Provided data:
>> START

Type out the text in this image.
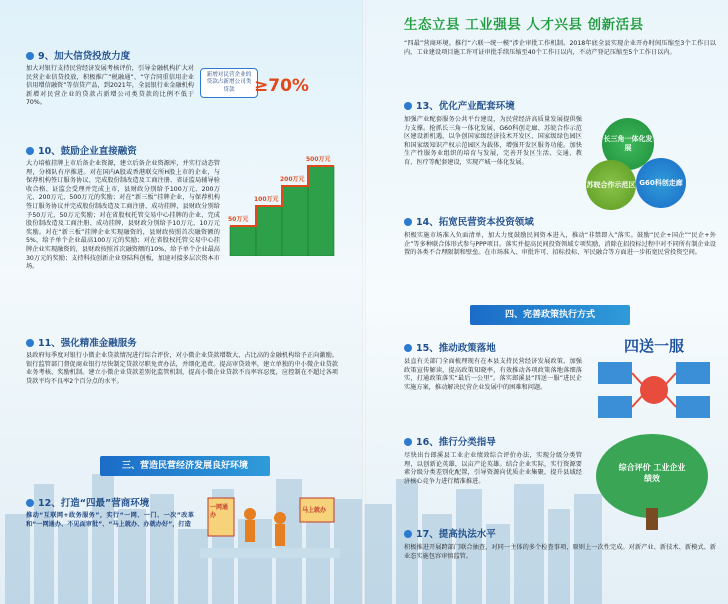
9、加大信贷投放力度
加大对银行支持民营经济发展考核评价，引导金融机构扩大对民营企业信贷投放，积极推广“税融通”、“守合同重信用企业信用增信融资”等信贷产品，到2021年，全县银行业金融机构新增对民营企业的贷款占新增公司类贷款的比例不低于70%。
新增对民营企业的贷款占新增公司类贷款	≥70%
10、鼓励企业直接融资
50万元
100万元
200万元
500万元
大力培植挂牌上市后备企业资源，建立后备企业资源库，并实行动态管理，分梯队有序推进。对在国内A股或香港联交所H股上市的企业，与保荐机构签订服务协议、完成股份制改造及工商注册、省证监局辅导验收合格、证监会受理并完成上市，县财政分别给予100万元、200万元、200万元、500万元的奖励；对在“新三板”挂牌企业，与保荐机构签订服务协议并完成股份制改造及工商注册、成功挂牌，县财政分别给予50万元、50万元奖励；对在省股权托管交易中心挂牌的企业，完成股份制改造及工商注册、成功挂牌，县财政分别给予10万元、10万元奖励。对在“新三板”挂牌企业实现融资的，县财政按照首次融资额的5%，给予单个企业最高100万元的奖励；对在省股权托管交易中心挂牌企业实现融资的，县财政按照首次融资额的10%，给予单个企业最高30万元的奖励；支持科技创新企业登陆科创板，加速对接多层次资本市场。
11、强化精准金融服务
县政府每季度对银行小微企业贷款情况进行综合评价，对小微企业贷款增数大、占比高的金融机构给予正向激励。银行监管部门督促商业银行尽快制定贷款尽职免责办法，并细化追责。提高审贷效率，建立单独的中小微企业贷款业务考核、奖励机制。建立小微企业贷款差别化监管机制，提高小微企业贷款不良率容忍度，应控制在不超过各项贷款平均不良率2个百分点的水平。
三、营造民营经济发展良好环境
12、打造“四最”营商环境
推动“互联网+政务服务”，实行“一网、一门、一次”改革和“一网通办、不见面审批”、“马上就办、办就办好”，打造
一网通办
马上就办
生态立县 工业强县 人才兴县 创新活县
“四最”营商环境。推行“六联一统一模”涉企审批工作机制。2018年底全县实现企业开办时间压缩至3个工作日以内，工业建设项目施工许可证审批手续压缩至40个工作日以内，不动产登记压缩至5个工作日以内。
13、优化产业配套环境
加强产业配套服务公共平台建设，为民营经济高质量发展提供强力支撑。抢抓长三角一体化发展、G60科创走廊、苏皖合作示范区建设新机遇，以争创国家级经济技术开发区、国家级绿色园区和国家级知识产权示范园区为载体，增强开发区服务功能。加快生产性服务业组织的培育与发展，完善开发区生活、交通、教育、医疗等配套建设，实现产城一体化发展。
长三角一体化发展
苏皖合作示范区 G60科创走廊
14、拓宽民营资本投资领域
积极实施市场准入负面清单，加大力度鼓励民间资本进入，推动“非禁即入”落实。鼓励“民企+国企”“民企+外企”等多种联合体形式参与PPP项目。落实并提高民间投资领域专项奖励，消除在招投标过程中对不同所有制企业设置的各类不合理限制和壁垒。在市场准入、审批许可、招标投标、军民融合等方面进一步拓宽民营投资空间。
四、完善政策执行方式
15、推动政策落地
县直有关部门全面梳理现有在本县支持民营经济发展政策，加强政策宣传解读，提高政策知晓率，有效推动各项政策落地落细落实，打通政策落实“最后一公里”。落实郎溪县“四送一服”进民企实施方案，推动解决民营企业发展中的困难和问题。
四送一服
16、推行分类指导
尽快出台郎溪县工业企业绩效综合评价办法，实现分级分类管理，以创新论英雄，以亩产论英雄。结合企业实际，实行资源要素分级分类差别化配置，引导资源向优质企业集聚，提升县域经济核心竞争力进行精准推进。
综合评价 工业企业绩效
17、提高执法水平
积极推进开展跨部门联合抽查，对同一主体的多个检查事项，原则上一次性完成。对新产业、新技术、新模式、新业态实施包容审慎监管。
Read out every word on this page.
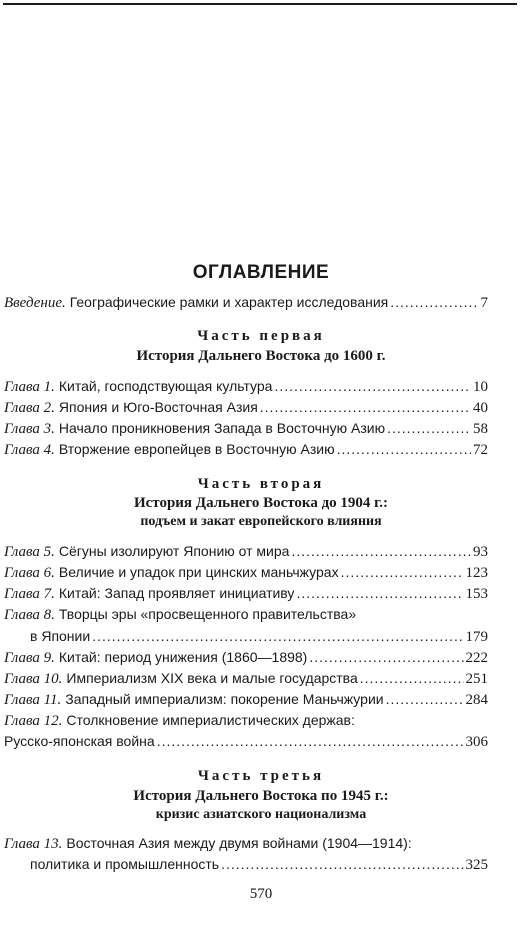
ОГЛАВЛЕНИЕ
Введение. Географические рамки и характер исследования .....	7
Часть первая
История Дальнего Востока до 1600 г.
Глава 1. Китай, господствующая культура .....	10
Глава 2. Япония и Юго-Восточная Азия .....	40
Глава 3. Начало проникновения Запада в Восточную Азию .....	58
Глава 4. Вторжение европейцев в Восточную Азию .....	72
Часть вторая
История Дальнего Востока до 1904 г.:
подъем и закат европейского влияния
Глава 5. Сёгуны изолируют Японию от мира .....	93
Глава 6. Величие и упадок при цинских маньчжурах .....	123
Глава 7. Китай: Запад проявляет инициативу .....	153
Глава 8. Творцы эры «просвещенного правительства»
в Японии .....	179
Глава 9. Китай: период унижения (1860—1898) .....	222
Глава 10. Империализм XIX века и малые государства .....	251
Глава 11. Западный империализм: покорение Маньчжурии .....	284
Глава 12. Столкновение империалистических держав:
Русско-японская война .....	306
Часть третья
История Дальнего Востока по 1945 г.:
кризис азиатского национализма
Глава 13. Восточная Азия между двумя войнами (1904—1914):
политика и промышленность .....	325
570
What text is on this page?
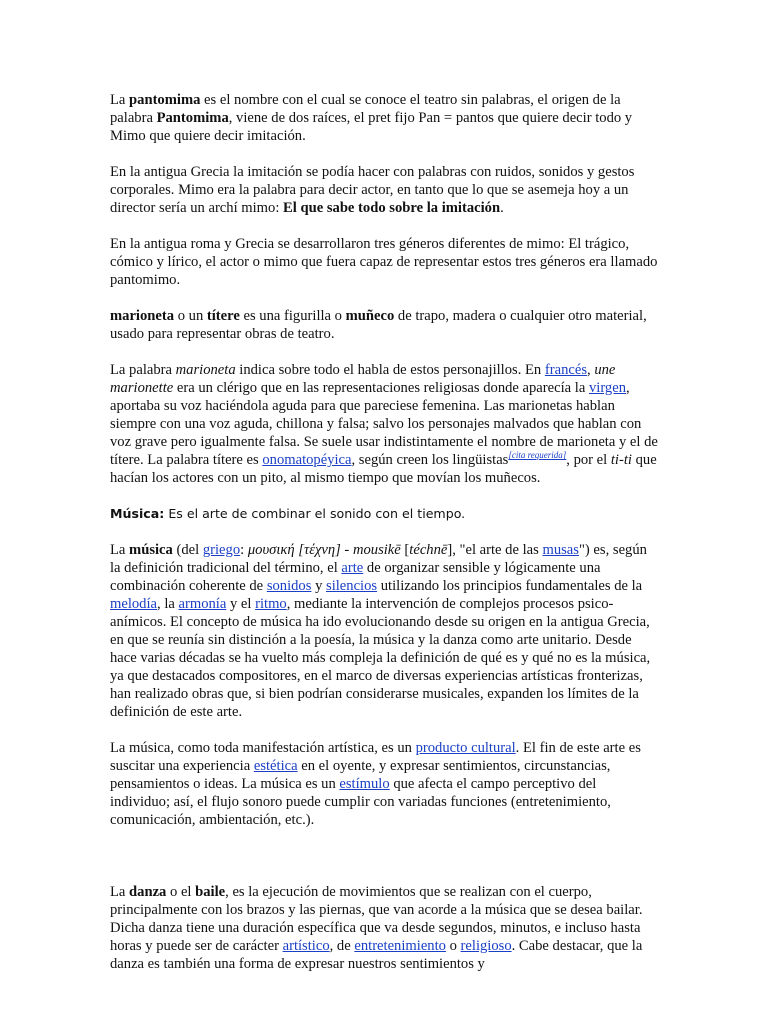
La pantomima es el nombre con el cual se conoce el teatro sin palabras, el origen de la palabra Pantomima, viene de dos raíces, el pret fijo Pan = pantos que quiere decir todo y Mimo que quiere decir imitación.

En la antigua Grecia la imitación se podía hacer con palabras con ruidos, sonidos y gestos corporales. Mimo era la palabra para decir actor, en tanto que lo que se asemeja hoy a un director sería un archí mimo: El que sabe todo sobre la imitación.

En la antigua roma y Grecia se desarrollaron tres géneros diferentes de mimo: El trágico, cómico y lírico, el actor o mimo que fuera capaz de representar estos tres géneros era llamado pantomimo.

marioneta o un títere es una figurilla o muñeco de trapo, madera o cualquier otro material, usado para representar obras de teatro.

La palabra marioneta indica sobre todo el habla de estos personajillos. En francés, une marionette era un clérigo que en las representaciones religiosas donde aparecía la virgen, aportaba su voz haciéndola aguda para que pareciese femenina. Las marionetas hablan siempre con una voz aguda, chillona y falsa; salvo los personajes malvados que hablan con voz grave pero igualmente falsa. Se suele usar indistintamente el nombre de marioneta y el de títere. La palabra títere es onomatopéyica, según creen los lingüistas[cita requerida], por el ti-ti que hacían los actores con un pito, al mismo tiempo que movían los muñecos.

Música: Es el arte de combinar el sonido con el tiempo.

La música (del griego: μουσική [τέχνη] - mousikē [téchnē], "el arte de las musas") es, según la definición tradicional del término, el arte de organizar sensible y lógicamente una combinación coherente de sonidos y silencios utilizando los principios fundamentales de la melodía, la armonía y el ritmo, mediante la intervención de complejos procesos psico-anímicos. El concepto de música ha ido evolucionando desde su origen en la antigua Grecia, en que se reunía sin distinción a la poesía, la música y la danza como arte unitario. Desde hace varias décadas se ha vuelto más compleja la definición de qué es y qué no es la música, ya que destacados compositores, en el marco de diversas experiencias artísticas fronterizas, han realizado obras que, si bien podrían considerarse musicales, expanden los límites de la definición de este arte.

La música, como toda manifestación artística, es un producto cultural. El fin de este arte es suscitar una experiencia estética en el oyente, y expresar sentimientos, circunstancias, pensamientos o ideas. La música es un estímulo que afecta el campo perceptivo del individuo; así, el flujo sonoro puede cumplir con variadas funciones (entretenimiento, comunicación, ambientación, etc.).

La danza o el baile, es la ejecución de movimientos que se realizan con el cuerpo, principalmente con los brazos y las piernas, que van acorde a la música que se desea bailar. Dicha danza tiene una duración específica que va desde segundos, minutos, e incluso hasta horas y puede ser de carácter artístico, de entretenimiento o religioso. Cabe destacar, que la danza es también una forma de expresar nuestros sentimientos y
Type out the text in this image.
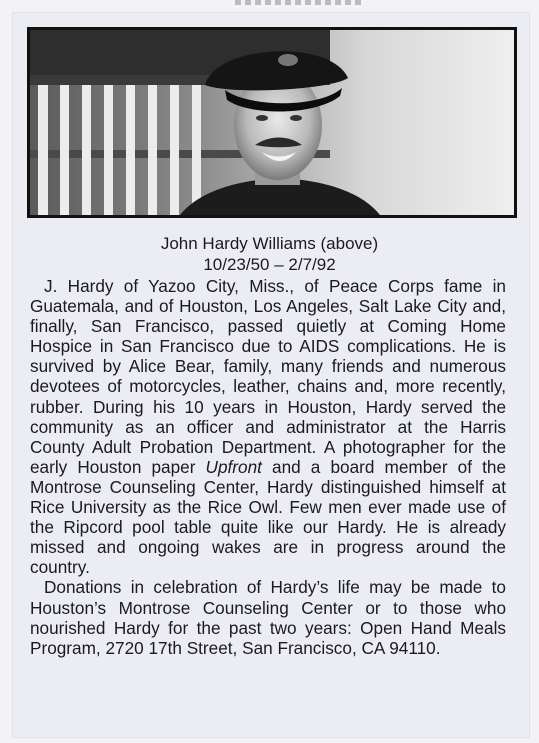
John Hardy Williams (above)

10/23/50 – 2/7/92

J. Hardy of Yazoo City, Miss., of Peace Corps fame in Guatemala, and of Houston, Los Angeles, Salt Lake City and, finally, San Francisco, passed quietly at Coming Home Hospice in San Francisco due to AIDS complications. He is survived by Alice Bear, family, many friends and numerous devotees of motorcycles, leather, chains and, more recently, rubber. During his 10 years in Houston, Hardy served the community as an officer and administrator at the Harris County Adult Probation Department. A photographer for the early Houston paper Upfront and a board member of the Montrose Counseling Center, Hardy distinguished himself at Rice University as the Rice Owl. Few men ever made use of the Ripcord pool table quite like our Hardy. He is already missed and ongoing wakes are in progress around the country.

Donations in celebration of Hardy’s life may be made to Houston’s Montrose Counseling Center or to those who nourished Hardy for the past two years: Open Hand Meals Program, 2720 17th Street, San Francisco, CA 94110.
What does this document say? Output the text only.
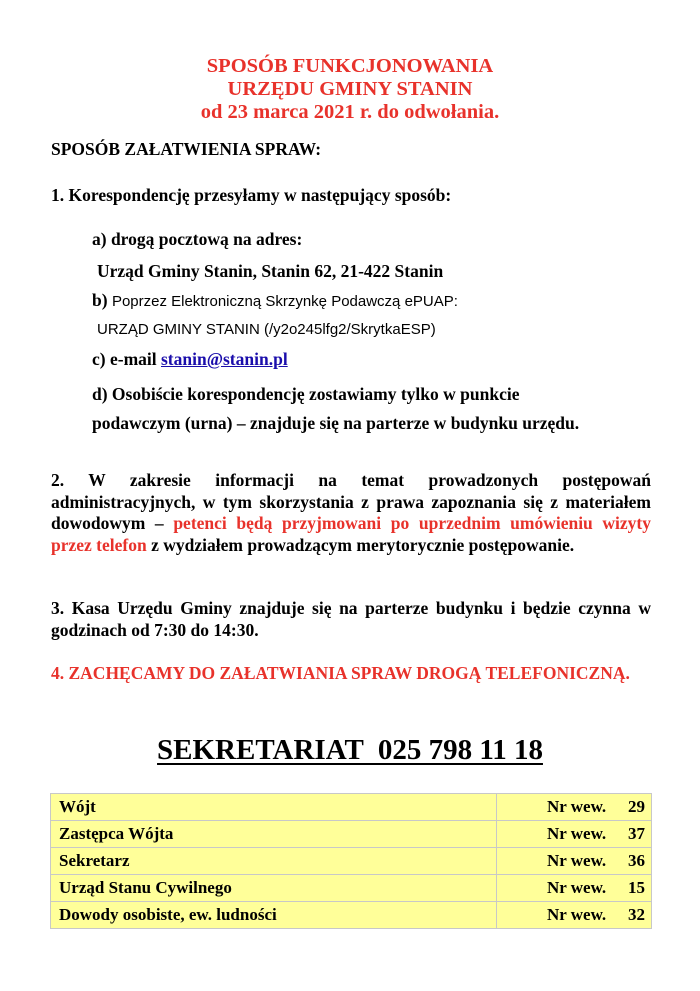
SPOSÓB FUNKCJONOWANIA
URZĘDU GMINY STANIN
od 23 marca 2021 r. do odwołania.
SPOSÓB ZAŁATWIENIA SPRAW:
1. Korespondencję przesyłamy w następujący sposób:
a) drogą pocztową na adres:
Urząd Gminy Stanin, Stanin 62, 21-422 Stanin
b) Poprzez Elektroniczną Skrzynkę Podawczą ePUAP:
URZĄD GMINY STANIN (/y2o245lfg2/SkrytkaESP)
c) e-mail stanin@stanin.pl
d) Osobiście korespondencję zostawiamy tylko w punkcie
podawczym (urna) – znajduje się na parterze w budynku urzędu.

2. W zakresie informacji na temat prowadzonych postępowań administracyjnych, w tym skorzystania z prawa zapoznania się z materiałem dowodowym – petenci będą przyjmowani po uprzednim umówieniu wizyty przez telefon z wydziałem prowadzącym merytorycznie postępowanie.

3. Kasa Urzędu Gminy znajduje się na parterze budynku i będzie czynna w godzinach od 7:30 do 14:30.

4. ZACHĘCAMY DO ZAŁATWIANIA SPRAW DROGĄ TELEFONICZNĄ.

SEKRETARIAT  025 798 11 18
Wójt	Nr wew. 29
Zastępca Wójta	Nr wew. 37
Sekretarz	Nr wew. 36
Urząd Stanu Cywilnego	Nr wew. 15
Dowody osobiste, ew. ludności	Nr wew. 32
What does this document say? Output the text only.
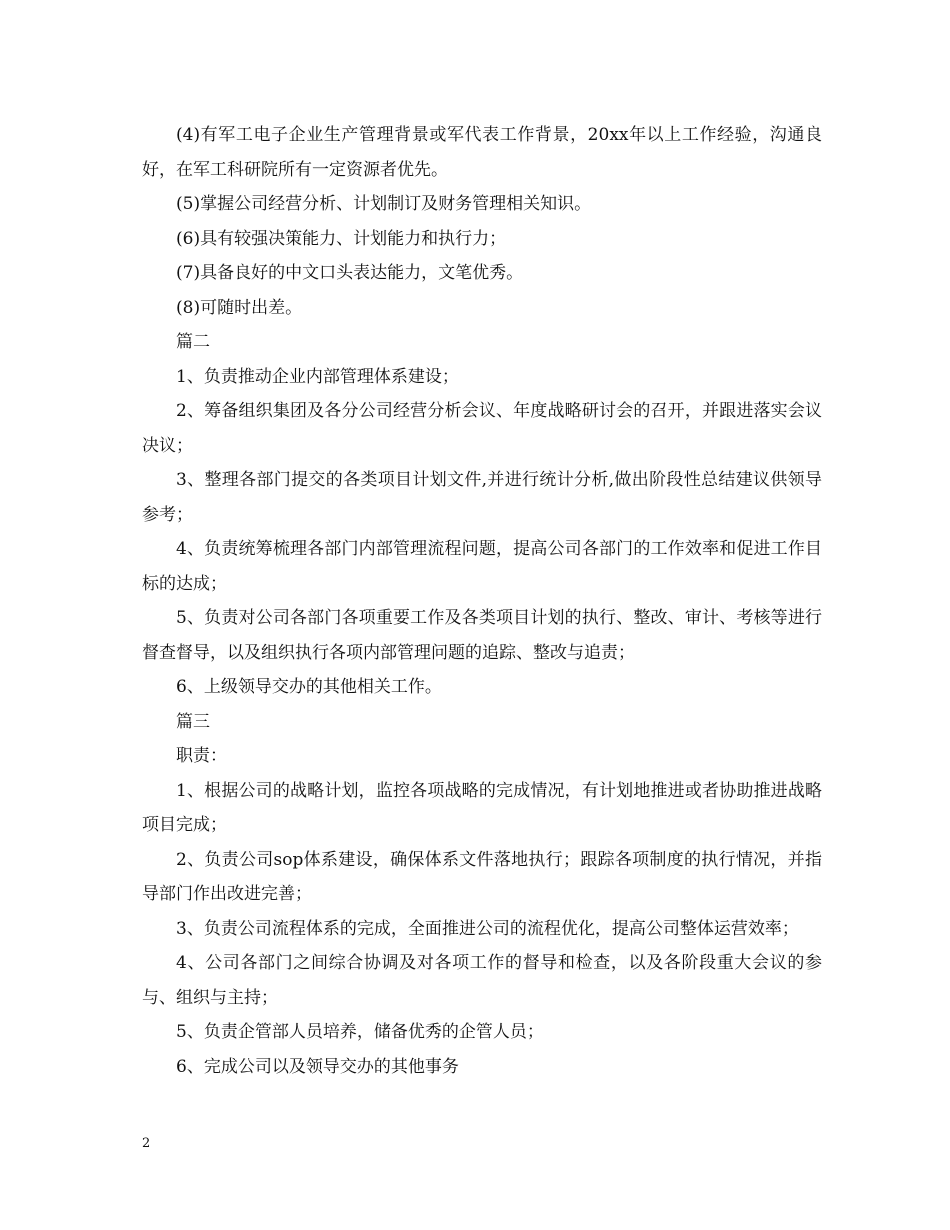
(4)有军工电子企业生产管理背景或军代表工作背景，20xx年以上工作经验，沟通良好，在军工科研院所有一定资源者优先。

(5)掌握公司经营分析、计划制订及财务管理相关知识。

(6)具有较强决策能力、计划能力和执行力；

(7)具备良好的中文口头表达能力，文笔优秀。

(8)可随时出差。

篇二

1、负责推动企业内部管理体系建设；

2、筹备组织集团及各分公司经营分析会议、年度战略研讨会的召开，并跟进落实会议决议；

3、整理各部门提交的各类项目计划文件,并进行统计分析,做出阶段性总结建议供领导参考；

4、负责统筹梳理各部门内部管理流程问题，提高公司各部门的工作效率和促进工作目标的达成；

5、负责对公司各部门各项重要工作及各类项目计划的执行、整改、审计、考核等进行督查督导，以及组织执行各项内部管理问题的追踪、整改与追责；

6、上级领导交办的其他相关工作。

篇三

职责：

1、根据公司的战略计划，监控各项战略的完成情况，有计划地推进或者协助推进战略项目完成；

2、负责公司sop体系建设，确保体系文件落地执行；跟踪各项制度的执行情况，并指导部门作出改进完善；

3、负责公司流程体系的完成，全面推进公司的流程优化，提高公司整体运营效率；

4、公司各部门之间综合协调及对各项工作的督导和检查，以及各阶段重大会议的参与、组织与主持；

5、负责企管部人员培养，储备优秀的企管人员；

6、完成公司以及领导交办的其他事务

2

>> END

In the listing, find all lines with the string "znajduje" and copy them.

podawczym (urna) – znajduje się na parterze w budynku urzędu.
3. Kasa Urzędu Gminy znajduje się na parterze budynku i będzie czynna w godzinach od 7:30 do 14:30.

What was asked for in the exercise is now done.